— RECORDS TO PROCESS —
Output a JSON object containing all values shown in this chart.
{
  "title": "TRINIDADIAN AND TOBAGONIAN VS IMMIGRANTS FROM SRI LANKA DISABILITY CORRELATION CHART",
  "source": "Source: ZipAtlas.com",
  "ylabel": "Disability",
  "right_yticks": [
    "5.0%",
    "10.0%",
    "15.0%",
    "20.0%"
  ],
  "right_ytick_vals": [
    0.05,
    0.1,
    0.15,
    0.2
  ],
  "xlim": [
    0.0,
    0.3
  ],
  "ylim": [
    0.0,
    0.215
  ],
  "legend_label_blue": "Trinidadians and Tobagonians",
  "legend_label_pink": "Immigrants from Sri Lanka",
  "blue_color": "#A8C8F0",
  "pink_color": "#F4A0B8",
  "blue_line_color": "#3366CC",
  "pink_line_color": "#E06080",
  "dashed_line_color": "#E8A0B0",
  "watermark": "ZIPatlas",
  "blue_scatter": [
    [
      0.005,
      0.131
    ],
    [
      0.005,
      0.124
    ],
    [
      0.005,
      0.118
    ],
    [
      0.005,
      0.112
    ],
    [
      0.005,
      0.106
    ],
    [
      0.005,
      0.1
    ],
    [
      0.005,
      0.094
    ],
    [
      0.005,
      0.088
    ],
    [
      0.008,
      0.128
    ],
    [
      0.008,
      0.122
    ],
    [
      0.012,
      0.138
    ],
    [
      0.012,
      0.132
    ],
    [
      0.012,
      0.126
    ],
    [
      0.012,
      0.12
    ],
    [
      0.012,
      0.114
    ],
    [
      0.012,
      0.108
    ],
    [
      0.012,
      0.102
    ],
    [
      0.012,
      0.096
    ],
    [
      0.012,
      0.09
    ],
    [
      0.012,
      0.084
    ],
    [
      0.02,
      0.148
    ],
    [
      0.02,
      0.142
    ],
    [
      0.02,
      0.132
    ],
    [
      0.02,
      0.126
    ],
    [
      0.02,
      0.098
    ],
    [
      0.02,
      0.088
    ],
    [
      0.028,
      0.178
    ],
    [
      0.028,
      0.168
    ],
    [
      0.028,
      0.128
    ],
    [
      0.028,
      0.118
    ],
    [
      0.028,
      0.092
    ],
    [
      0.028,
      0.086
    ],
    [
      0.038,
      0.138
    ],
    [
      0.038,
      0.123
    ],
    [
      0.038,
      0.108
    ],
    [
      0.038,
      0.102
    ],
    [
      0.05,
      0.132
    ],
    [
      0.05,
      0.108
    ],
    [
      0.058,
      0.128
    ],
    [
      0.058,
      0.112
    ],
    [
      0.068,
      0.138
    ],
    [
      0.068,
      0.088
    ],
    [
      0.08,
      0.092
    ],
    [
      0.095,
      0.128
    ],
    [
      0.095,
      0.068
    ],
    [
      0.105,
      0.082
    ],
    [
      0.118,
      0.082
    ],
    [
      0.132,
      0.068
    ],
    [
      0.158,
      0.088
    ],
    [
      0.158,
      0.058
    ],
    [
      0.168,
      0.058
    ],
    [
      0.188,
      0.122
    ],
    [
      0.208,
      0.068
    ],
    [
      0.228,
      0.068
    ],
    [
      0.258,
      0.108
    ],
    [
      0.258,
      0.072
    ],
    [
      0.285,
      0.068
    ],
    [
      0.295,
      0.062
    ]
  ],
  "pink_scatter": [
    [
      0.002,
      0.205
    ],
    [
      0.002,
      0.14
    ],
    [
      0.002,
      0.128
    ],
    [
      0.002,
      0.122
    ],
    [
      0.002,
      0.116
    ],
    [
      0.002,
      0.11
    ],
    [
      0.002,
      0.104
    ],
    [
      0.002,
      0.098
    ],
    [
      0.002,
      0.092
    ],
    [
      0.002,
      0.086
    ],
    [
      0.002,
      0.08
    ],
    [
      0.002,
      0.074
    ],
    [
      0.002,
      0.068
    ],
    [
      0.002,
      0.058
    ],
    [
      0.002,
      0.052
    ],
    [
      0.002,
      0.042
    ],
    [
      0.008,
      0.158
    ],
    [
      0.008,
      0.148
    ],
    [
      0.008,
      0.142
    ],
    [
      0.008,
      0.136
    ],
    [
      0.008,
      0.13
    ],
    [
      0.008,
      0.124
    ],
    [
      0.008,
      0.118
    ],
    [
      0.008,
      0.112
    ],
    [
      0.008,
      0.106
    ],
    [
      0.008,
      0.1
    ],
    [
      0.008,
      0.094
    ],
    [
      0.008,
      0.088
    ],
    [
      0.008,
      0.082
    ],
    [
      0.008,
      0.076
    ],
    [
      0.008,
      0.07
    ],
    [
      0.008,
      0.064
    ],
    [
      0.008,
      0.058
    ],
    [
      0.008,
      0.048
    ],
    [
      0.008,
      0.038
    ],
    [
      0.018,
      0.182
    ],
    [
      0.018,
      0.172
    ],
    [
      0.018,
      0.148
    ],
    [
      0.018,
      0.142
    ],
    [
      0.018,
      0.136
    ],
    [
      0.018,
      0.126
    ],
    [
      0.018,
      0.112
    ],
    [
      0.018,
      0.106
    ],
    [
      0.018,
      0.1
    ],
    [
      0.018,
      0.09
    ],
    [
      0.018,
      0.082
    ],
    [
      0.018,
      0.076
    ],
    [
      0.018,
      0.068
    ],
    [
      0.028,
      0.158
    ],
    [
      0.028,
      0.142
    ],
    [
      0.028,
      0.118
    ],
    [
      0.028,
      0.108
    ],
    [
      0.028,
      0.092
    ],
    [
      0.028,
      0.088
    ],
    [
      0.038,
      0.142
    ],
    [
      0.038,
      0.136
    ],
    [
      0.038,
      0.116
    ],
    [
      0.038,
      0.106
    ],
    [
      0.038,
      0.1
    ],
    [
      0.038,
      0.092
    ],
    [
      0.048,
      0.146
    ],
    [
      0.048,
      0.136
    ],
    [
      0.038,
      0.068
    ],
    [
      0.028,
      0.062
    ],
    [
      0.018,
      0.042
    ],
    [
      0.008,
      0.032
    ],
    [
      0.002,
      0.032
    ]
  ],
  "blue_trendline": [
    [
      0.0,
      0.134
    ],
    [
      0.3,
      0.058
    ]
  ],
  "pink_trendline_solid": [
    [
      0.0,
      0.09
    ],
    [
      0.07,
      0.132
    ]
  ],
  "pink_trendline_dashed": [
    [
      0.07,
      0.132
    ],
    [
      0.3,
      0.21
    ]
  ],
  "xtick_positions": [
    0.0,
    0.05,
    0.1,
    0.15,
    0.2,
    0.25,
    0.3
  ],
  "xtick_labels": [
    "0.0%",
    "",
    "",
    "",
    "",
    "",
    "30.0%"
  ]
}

— GIVEN TASK —
Please repeat all the records above exactly as they appear.

— RESULT BELOW —
Output a JSON object containing all values shown in this chart.
{
  "title": "TRINIDADIAN AND TOBAGONIAN VS IMMIGRANTS FROM SRI LANKA DISABILITY CORRELATION CHART",
  "source": "Source: ZipAtlas.com",
  "ylabel": "Disability",
  "right_yticks": [
    "5.0%",
    "10.0%",
    "15.0%",
    "20.0%"
  ],
  "right_ytick_vals": [
    0.05,
    0.1,
    0.15,
    0.2
  ],
  "xlim": [
    0.0,
    0.3
  ],
  "ylim": [
    0.0,
    0.215
  ],
  "legend_label_blue": "Trinidadians and Tobagonians",
  "legend_label_pink": "Immigrants from Sri Lanka",
  "blue_color": "#A8C8F0",
  "pink_color": "#F4A0B8",
  "blue_line_color": "#3366CC",
  "pink_line_color": "#E06080",
  "dashed_line_color": "#E8A0B0",
  "watermark": "ZIPatlas",
  "blue_scatter": [
    [
      0.005,
      0.131
    ],
    [
      0.005,
      0.124
    ],
    [
      0.005,
      0.118
    ],
    [
      0.005,
      0.112
    ],
    [
      0.005,
      0.106
    ],
    [
      0.005,
      0.1
    ],
    [
      0.005,
      0.094
    ],
    [
      0.005,
      0.088
    ],
    [
      0.008,
      0.128
    ],
    [
      0.008,
      0.122
    ],
    [
      0.012,
      0.138
    ],
    [
      0.012,
      0.132
    ],
    [
      0.012,
      0.126
    ],
    [
      0.012,
      0.12
    ],
    [
      0.012,
      0.114
    ],
    [
      0.012,
      0.108
    ],
    [
      0.012,
      0.102
    ],
    [
      0.012,
      0.096
    ],
    [
      0.012,
      0.09
    ],
    [
      0.012,
      0.084
    ],
    [
      0.02,
      0.148
    ],
    [
      0.02,
      0.142
    ],
    [
      0.02,
      0.132
    ],
    [
      0.02,
      0.126
    ],
    [
      0.02,
      0.098
    ],
    [
      0.02,
      0.088
    ],
    [
      0.028,
      0.178
    ],
    [
      0.028,
      0.168
    ],
    [
      0.028,
      0.128
    ],
    [
      0.028,
      0.118
    ],
    [
      0.028,
      0.092
    ],
    [
      0.028,
      0.086
    ],
    [
      0.038,
      0.138
    ],
    [
      0.038,
      0.123
    ],
    [
      0.038,
      0.108
    ],
    [
      0.038,
      0.102
    ],
    [
      0.05,
      0.132
    ],
    [
      0.05,
      0.108
    ],
    [
      0.058,
      0.128
    ],
    [
      0.058,
      0.112
    ],
    [
      0.068,
      0.138
    ],
    [
      0.068,
      0.088
    ],
    [
      0.08,
      0.092
    ],
    [
      0.095,
      0.128
    ],
    [
      0.095,
      0.068
    ],
    [
      0.105,
      0.082
    ],
    [
      0.118,
      0.082
    ],
    [
      0.132,
      0.068
    ],
    [
      0.158,
      0.088
    ],
    [
      0.158,
      0.058
    ],
    [
      0.168,
      0.058
    ],
    [
      0.188,
      0.122
    ],
    [
      0.208,
      0.068
    ],
    [
      0.228,
      0.068
    ],
    [
      0.258,
      0.108
    ],
    [
      0.258,
      0.072
    ],
    [
      0.285,
      0.068
    ],
    [
      0.295,
      0.062
    ]
  ],
  "pink_scatter": [
    [
      0.002,
      0.205
    ],
    [
      0.002,
      0.14
    ],
    [
      0.002,
      0.128
    ],
    [
      0.002,
      0.122
    ],
    [
      0.002,
      0.116
    ],
    [
      0.002,
      0.11
    ],
    [
      0.002,
      0.104
    ],
    [
      0.002,
      0.098
    ],
    [
      0.002,
      0.092
    ],
    [
      0.002,
      0.086
    ],
    [
      0.002,
      0.08
    ],
    [
      0.002,
      0.074
    ],
    [
      0.002,
      0.068
    ],
    [
      0.002,
      0.058
    ],
    [
      0.002,
      0.052
    ],
    [
      0.002,
      0.042
    ],
    [
      0.008,
      0.158
    ],
    [
      0.008,
      0.148
    ],
    [
      0.008,
      0.142
    ],
    [
      0.008,
      0.136
    ],
    [
      0.008,
      0.13
    ],
    [
      0.008,
      0.124
    ],
    [
      0.008,
      0.118
    ],
    [
      0.008,
      0.112
    ],
    [
      0.008,
      0.106
    ],
    [
      0.008,
      0.1
    ],
    [
      0.008,
      0.094
    ],
    [
      0.008,
      0.088
    ],
    [
      0.008,
      0.082
    ],
    [
      0.008,
      0.076
    ],
    [
      0.008,
      0.07
    ],
    [
      0.008,
      0.064
    ],
    [
      0.008,
      0.058
    ],
    [
      0.008,
      0.048
    ],
    [
      0.008,
      0.038
    ],
    [
      0.018,
      0.182
    ],
    [
      0.018,
      0.172
    ],
    [
      0.018,
      0.148
    ],
    [
      0.018,
      0.142
    ],
    [
      0.018,
      0.136
    ],
    [
      0.018,
      0.126
    ],
    [
      0.018,
      0.112
    ],
    [
      0.018,
      0.106
    ],
    [
      0.018,
      0.1
    ],
    [
      0.018,
      0.09
    ],
    [
      0.018,
      0.082
    ],
    [
      0.018,
      0.076
    ],
    [
      0.018,
      0.068
    ],
    [
      0.028,
      0.158
    ],
    [
      0.028,
      0.142
    ],
    [
      0.028,
      0.118
    ],
    [
      0.028,
      0.108
    ],
    [
      0.028,
      0.092
    ],
    [
      0.028,
      0.088
    ],
    [
      0.038,
      0.142
    ],
    [
      0.038,
      0.136
    ],
    [
      0.038,
      0.116
    ],
    [
      0.038,
      0.106
    ],
    [
      0.038,
      0.1
    ],
    [
      0.038,
      0.092
    ],
    [
      0.048,
      0.146
    ],
    [
      0.048,
      0.136
    ],
    [
      0.038,
      0.068
    ],
    [
      0.028,
      0.062
    ],
    [
      0.018,
      0.042
    ],
    [
      0.008,
      0.032
    ],
    [
      0.002,
      0.032
    ]
  ],
  "blue_trendline": [
    [
      0.0,
      0.134
    ],
    [
      0.3,
      0.058
    ]
  ],
  "pink_trendline_solid": [
    [
      0.0,
      0.09
    ],
    [
      0.07,
      0.132
    ]
  ],
  "pink_trendline_dashed": [
    [
      0.07,
      0.132
    ],
    [
      0.3,
      0.21
    ]
  ],
  "xtick_positions": [
    0.0,
    0.05,
    0.1,
    0.15,
    0.2,
    0.25,
    0.3
  ],
  "xtick_labels": [
    "0.0%",
    "",
    "",
    "",
    "",
    "",
    "30.0%"
  ]
}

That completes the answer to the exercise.